#### Source records
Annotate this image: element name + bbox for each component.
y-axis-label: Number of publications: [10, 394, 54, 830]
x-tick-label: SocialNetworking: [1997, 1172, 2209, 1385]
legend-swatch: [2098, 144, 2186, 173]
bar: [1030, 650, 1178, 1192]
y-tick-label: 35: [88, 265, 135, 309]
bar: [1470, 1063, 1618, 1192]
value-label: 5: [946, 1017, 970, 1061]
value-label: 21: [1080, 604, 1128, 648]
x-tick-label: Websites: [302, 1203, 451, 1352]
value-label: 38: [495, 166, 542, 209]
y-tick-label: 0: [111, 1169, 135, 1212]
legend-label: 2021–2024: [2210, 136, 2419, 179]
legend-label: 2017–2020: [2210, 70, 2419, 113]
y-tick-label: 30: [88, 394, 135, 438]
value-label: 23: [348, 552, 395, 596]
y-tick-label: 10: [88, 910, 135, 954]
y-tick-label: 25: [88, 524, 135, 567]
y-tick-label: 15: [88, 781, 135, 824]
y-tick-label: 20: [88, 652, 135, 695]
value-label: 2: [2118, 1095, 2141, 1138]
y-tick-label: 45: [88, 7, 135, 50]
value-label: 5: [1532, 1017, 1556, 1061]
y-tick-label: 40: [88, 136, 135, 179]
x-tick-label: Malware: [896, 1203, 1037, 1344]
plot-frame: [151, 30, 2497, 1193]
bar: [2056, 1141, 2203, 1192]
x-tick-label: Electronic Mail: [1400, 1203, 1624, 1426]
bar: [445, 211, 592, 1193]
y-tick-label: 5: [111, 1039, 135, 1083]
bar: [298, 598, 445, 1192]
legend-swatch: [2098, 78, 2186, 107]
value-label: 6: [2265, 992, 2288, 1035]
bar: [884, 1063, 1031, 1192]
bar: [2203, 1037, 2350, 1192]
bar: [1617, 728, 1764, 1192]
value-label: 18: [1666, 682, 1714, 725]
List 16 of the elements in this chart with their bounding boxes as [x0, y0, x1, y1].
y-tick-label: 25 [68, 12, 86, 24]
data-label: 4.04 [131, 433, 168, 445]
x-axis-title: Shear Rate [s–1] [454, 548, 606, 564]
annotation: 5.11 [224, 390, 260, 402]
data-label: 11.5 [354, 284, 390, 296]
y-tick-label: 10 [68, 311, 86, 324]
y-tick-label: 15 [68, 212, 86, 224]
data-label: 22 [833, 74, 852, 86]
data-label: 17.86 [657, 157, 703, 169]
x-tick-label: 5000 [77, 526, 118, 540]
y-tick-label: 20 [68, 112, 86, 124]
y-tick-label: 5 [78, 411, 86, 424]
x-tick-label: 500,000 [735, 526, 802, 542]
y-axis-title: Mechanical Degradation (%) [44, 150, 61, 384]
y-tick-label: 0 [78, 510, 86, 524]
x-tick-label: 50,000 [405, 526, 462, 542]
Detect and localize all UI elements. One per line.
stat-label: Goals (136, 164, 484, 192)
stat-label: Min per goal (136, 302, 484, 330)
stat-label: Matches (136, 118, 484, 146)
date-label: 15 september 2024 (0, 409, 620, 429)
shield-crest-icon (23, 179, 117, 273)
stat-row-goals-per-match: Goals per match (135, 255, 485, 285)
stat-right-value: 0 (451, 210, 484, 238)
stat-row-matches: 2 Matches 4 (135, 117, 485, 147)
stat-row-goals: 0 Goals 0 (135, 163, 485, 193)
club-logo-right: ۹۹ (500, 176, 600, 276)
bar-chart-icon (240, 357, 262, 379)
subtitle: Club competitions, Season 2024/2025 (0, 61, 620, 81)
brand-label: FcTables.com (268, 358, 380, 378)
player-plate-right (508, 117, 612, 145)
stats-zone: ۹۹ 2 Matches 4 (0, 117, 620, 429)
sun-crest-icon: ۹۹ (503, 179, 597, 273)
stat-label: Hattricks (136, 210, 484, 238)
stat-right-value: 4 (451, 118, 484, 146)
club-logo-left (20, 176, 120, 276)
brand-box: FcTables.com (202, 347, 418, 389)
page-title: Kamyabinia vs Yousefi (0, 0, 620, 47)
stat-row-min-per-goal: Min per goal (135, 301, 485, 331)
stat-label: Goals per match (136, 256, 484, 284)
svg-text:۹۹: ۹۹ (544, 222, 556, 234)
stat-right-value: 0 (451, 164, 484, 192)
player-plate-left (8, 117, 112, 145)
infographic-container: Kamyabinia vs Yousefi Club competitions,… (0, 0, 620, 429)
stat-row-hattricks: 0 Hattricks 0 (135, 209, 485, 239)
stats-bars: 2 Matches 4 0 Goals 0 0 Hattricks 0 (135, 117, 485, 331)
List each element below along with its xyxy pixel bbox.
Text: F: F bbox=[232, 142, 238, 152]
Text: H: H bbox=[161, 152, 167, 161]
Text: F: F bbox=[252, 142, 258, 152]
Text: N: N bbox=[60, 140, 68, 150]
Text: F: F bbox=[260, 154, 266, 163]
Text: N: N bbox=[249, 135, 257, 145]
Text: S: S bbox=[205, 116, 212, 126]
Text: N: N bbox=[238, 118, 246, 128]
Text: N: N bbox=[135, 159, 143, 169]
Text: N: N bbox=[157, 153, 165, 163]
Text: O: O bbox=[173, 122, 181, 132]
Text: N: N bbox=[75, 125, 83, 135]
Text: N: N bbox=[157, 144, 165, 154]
########
■ Requirement:
Transcribe every line of the material above, character for character.

■ Result of this task:
Annotate this image: element name + bbox for each component.
y-axis-label: Number of publications: [10, 394, 54, 830]
x-tick-label: SocialNetworking: [1997, 1172, 2209, 1385]
legend-swatch: [2098, 144, 2186, 173]
bar: [1030, 650, 1178, 1192]
y-tick-label: 35: [88, 265, 135, 309]
bar: [1470, 1063, 1618, 1192]
value-label: 5: [946, 1017, 970, 1061]
value-label: 21: [1080, 604, 1128, 648]
x-tick-label: Websites: [302, 1203, 451, 1352]
value-label: 38: [495, 166, 542, 209]
y-tick-label: 0: [111, 1169, 135, 1212]
legend-label: 2021–2024: [2210, 136, 2419, 179]
legend-label: 2017–2020: [2210, 70, 2419, 113]
y-tick-label: 30: [88, 394, 135, 438]
value-label: 23: [348, 552, 395, 596]
y-tick-label: 10: [88, 910, 135, 954]
y-tick-label: 25: [88, 524, 135, 567]
y-tick-label: 15: [88, 781, 135, 824]
y-tick-label: 20: [88, 652, 135, 695]
value-label: 2: [2118, 1095, 2141, 1138]
y-tick-label: 45: [88, 7, 135, 50]
value-label: 5: [1532, 1017, 1556, 1061]
y-tick-label: 40: [88, 136, 135, 179]
x-tick-label: Malware: [896, 1203, 1037, 1344]
plot-frame: [151, 30, 2497, 1193]
bar: [2056, 1141, 2203, 1192]
x-tick-label: Electronic Mail: [1400, 1203, 1624, 1426]
bar: [445, 211, 592, 1193]
y-tick-label: 5: [111, 1039, 135, 1083]
bar: [298, 598, 445, 1192]
legend-swatch: [2098, 78, 2186, 107]
value-label: 6: [2265, 992, 2288, 1035]
bar: [884, 1063, 1031, 1192]
bar: [2203, 1037, 2350, 1192]
bar: [1617, 728, 1764, 1192]
value-label: 18: [1666, 682, 1714, 725]
List 16 of the elements in this chart with their bounding boxes as [x0, y0, x1, y1].
y-tick-label: 25 [68, 12, 86, 24]
data-label: 4.04 [131, 433, 168, 445]
x-axis-title: Shear Rate [s–1] [454, 548, 606, 564]
annotation: 5.11 [224, 390, 260, 402]
data-label: 11.5 [354, 284, 390, 296]
y-tick-label: 10 [68, 311, 86, 324]
y-tick-label: 15 [68, 212, 86, 224]
data-label: 22 [833, 74, 852, 86]
data-label: 17.86 [657, 157, 703, 169]
x-tick-label: 5000 [77, 526, 118, 540]
y-tick-label: 20 [68, 112, 86, 124]
y-tick-label: 5 [78, 411, 86, 424]
x-tick-label: 500,000 [735, 526, 802, 542]
y-axis-title: Mechanical Degradation (%) [44, 150, 61, 384]
y-tick-label: 0 [78, 510, 86, 524]
x-tick-label: 50,000 [405, 526, 462, 542]
Detect and localize all UI elements. One per line.
stat-label: Goals (136, 164, 484, 192)
stat-label: Min per goal (136, 302, 484, 330)
stat-label: Matches (136, 118, 484, 146)
date-label: 15 september 2024 (0, 409, 620, 429)
shield-crest-icon (23, 179, 117, 273)
stat-row-goals-per-match: Goals per match (135, 255, 485, 285)
stat-right-value: 0 (451, 210, 484, 238)
stat-row-matches: 2 Matches 4 (135, 117, 485, 147)
stat-row-goals: 0 Goals 0 (135, 163, 485, 193)
club-logo-right: ۹۹ (500, 176, 600, 276)
bar-chart-icon (240, 357, 262, 379)
subtitle: Club competitions, Season 2024/2025 (0, 61, 620, 81)
brand-label: FcTables.com (268, 358, 380, 378)
player-plate-right (508, 117, 612, 145)
stats-zone: ۹۹ 2 Matches 4 (0, 117, 620, 429)
sun-crest-icon: ۹۹ (503, 179, 597, 273)
stat-label: Hattricks (136, 210, 484, 238)
stat-right-value: 4 (451, 118, 484, 146)
club-logo-left (20, 176, 120, 276)
brand-box: FcTables.com (202, 347, 418, 389)
page-title: Kamyabinia vs Yousefi (0, 0, 620, 47)
stat-row-min-per-goal: Min per goal (135, 301, 485, 331)
stat-label: Goals per match (136, 256, 484, 284)
svg-text:۹۹: ۹۹ (544, 222, 556, 234)
stat-right-value: 0 (451, 164, 484, 192)
player-plate-left (8, 117, 112, 145)
infographic-container: Kamyabinia vs Yousefi Club competitions,… (0, 0, 620, 429)
stat-row-hattricks: 0 Hattricks 0 (135, 209, 485, 239)
stats-bars: 2 Matches 4 0 Goals 0 0 Hattricks 0 (135, 117, 485, 331)
List each element below along with its xyxy pixel bbox.
Text: F: F bbox=[232, 142, 238, 152]
Text: H: H bbox=[161, 152, 167, 161]
Text: F: F bbox=[252, 142, 258, 152]
Text: N: N bbox=[60, 140, 68, 150]
Text: F: F bbox=[260, 154, 266, 163]
Text: N: N bbox=[249, 135, 257, 145]
Text: S: S bbox=[205, 116, 212, 126]
Text: N: N bbox=[238, 118, 246, 128]
Text: N: N bbox=[135, 159, 143, 169]
Text: N: N bbox=[157, 153, 165, 163]
Text: O: O bbox=[173, 122, 181, 132]
Text: N: N bbox=[75, 125, 83, 135]
Text: N: N bbox=[157, 144, 165, 154]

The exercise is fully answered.